Check each line for the word "recruiter" and give how many have it. Say nothing else.

[Part of a data file]
____________________

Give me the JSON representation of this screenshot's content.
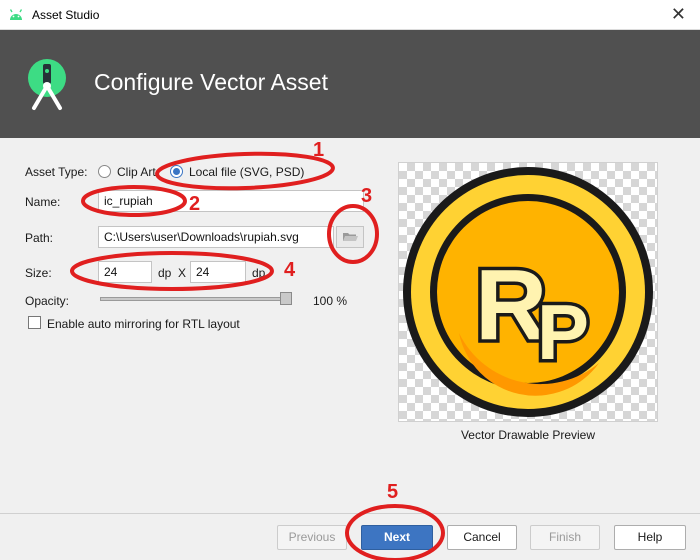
{
  "window": {
    "title": "Asset Studio",
    "close_glyph": "✕"
  },
  "header": {
    "title": "Configure Vector Asset"
  },
  "form": {
    "asset_type_label": "Asset Type:",
    "clip_art_label": "Clip Art",
    "local_file_label": "Local file (SVG, PSD)",
    "selected_asset_type": "Local file (SVG, PSD)",
    "name_label": "Name:",
    "name_value": "ic_rupiah",
    "path_label": "Path:",
    "path_value": "C:\\Users\\user\\Downloads\\rupiah.svg",
    "size_label": "Size:",
    "width_value": "24",
    "height_value": "24",
    "unit": "dp",
    "size_separator": "X",
    "opacity_label": "Opacity:",
    "opacity_value": "100 %",
    "opacity_fraction": 1.0,
    "auto_mirror_label": "Enable auto mirroring for RTL layout",
    "auto_mirror_checked": false
  },
  "preview": {
    "caption": "Vector Drawable Preview",
    "icon_letters_1": "R",
    "icon_letters_2": "P"
  },
  "buttons": {
    "previous": "Previous",
    "next": "Next",
    "cancel": "Cancel",
    "finish": "Finish",
    "help": "Help"
  },
  "annotations": {
    "labels": [
      "1",
      "2",
      "3",
      "4",
      "5"
    ],
    "color": "#e01f1f"
  },
  "colors": {
    "header_bg": "#505050",
    "primary_button": "#3d75c2",
    "radio_selected": "#3a75c4",
    "android_green": "#3ddc84"
  }
}
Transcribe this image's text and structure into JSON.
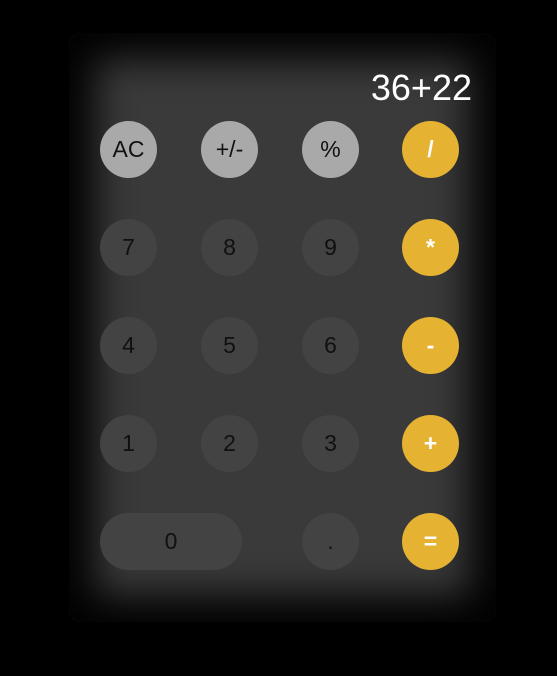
{
  "display": {
    "expression": "36+22"
  },
  "buttons": {
    "clear": "AC",
    "sign": "+/-",
    "percent": "%",
    "divide": "/",
    "seven": "7",
    "eight": "8",
    "nine": "9",
    "multiply": "*",
    "four": "4",
    "five": "5",
    "six": "6",
    "subtract": "-",
    "one": "1",
    "two": "2",
    "three": "3",
    "add": "+",
    "zero": "0",
    "decimal": ".",
    "equals": "="
  },
  "colors": {
    "page_background": "#000000",
    "body": "#3a3a3a",
    "function_key": "#a9a9a9",
    "number_key": "#434343",
    "operator_key": "#e5b232",
    "display_text": "#ffffff"
  }
}
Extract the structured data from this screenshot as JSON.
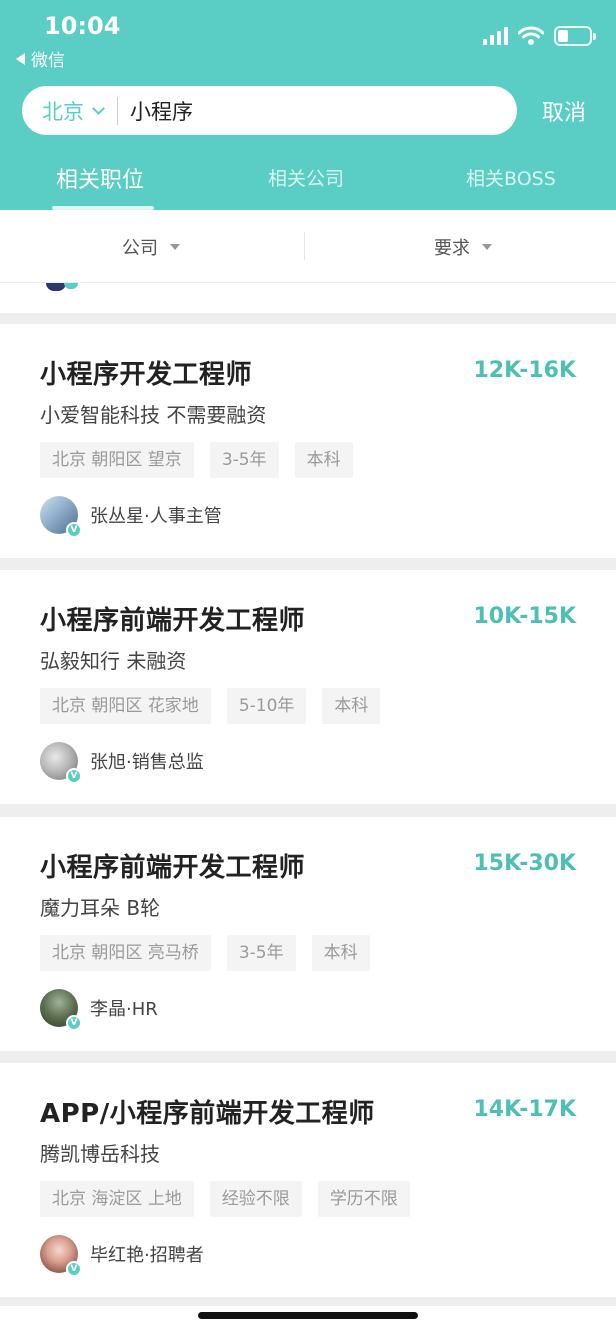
{
  "status_bar": {
    "time": "10:04",
    "back_label": "微信"
  },
  "search": {
    "city": "北京",
    "query": "小程序",
    "cancel_label": "取消"
  },
  "tabs": [
    {
      "label": "相关职位",
      "active": true
    },
    {
      "label": "相关公司",
      "active": false
    },
    {
      "label": "相关BOSS",
      "active": false
    }
  ],
  "filters": [
    {
      "label": "公司"
    },
    {
      "label": "要求"
    }
  ],
  "jobs": [
    {
      "title": "小程序开发工程师",
      "salary": "12K-16K",
      "company": "小爱智能科技 不需要融资",
      "tags": [
        "北京 朝阳区 望京",
        "3-5年",
        "本科"
      ],
      "recruiter": "张丛星·人事主管"
    },
    {
      "title": "小程序前端开发工程师",
      "salary": "10K-15K",
      "company": "弘毅知行 未融资",
      "tags": [
        "北京 朝阳区 花家地",
        "5-10年",
        "本科"
      ],
      "recruiter": "张旭·销售总监"
    },
    {
      "title": "小程序前端开发工程师",
      "salary": "15K-30K",
      "company": "魔力耳朵 B轮",
      "tags": [
        "北京 朝阳区 亮马桥",
        "3-5年",
        "本科"
      ],
      "recruiter": "李晶·HR"
    },
    {
      "title": "APP/小程序前端开发工程师",
      "salary": "14K-17K",
      "company": "腾凯博岳科技",
      "tags": [
        "北京 海淀区 上地",
        "经验不限",
        "学历不限"
      ],
      "recruiter": "毕红艳·招聘者"
    }
  ],
  "verified_badge": "V",
  "colors": {
    "accent": "#5acec4",
    "salary": "#4dbfb5"
  }
}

____________________

== OUTPUT FOR THIS TASK ==
4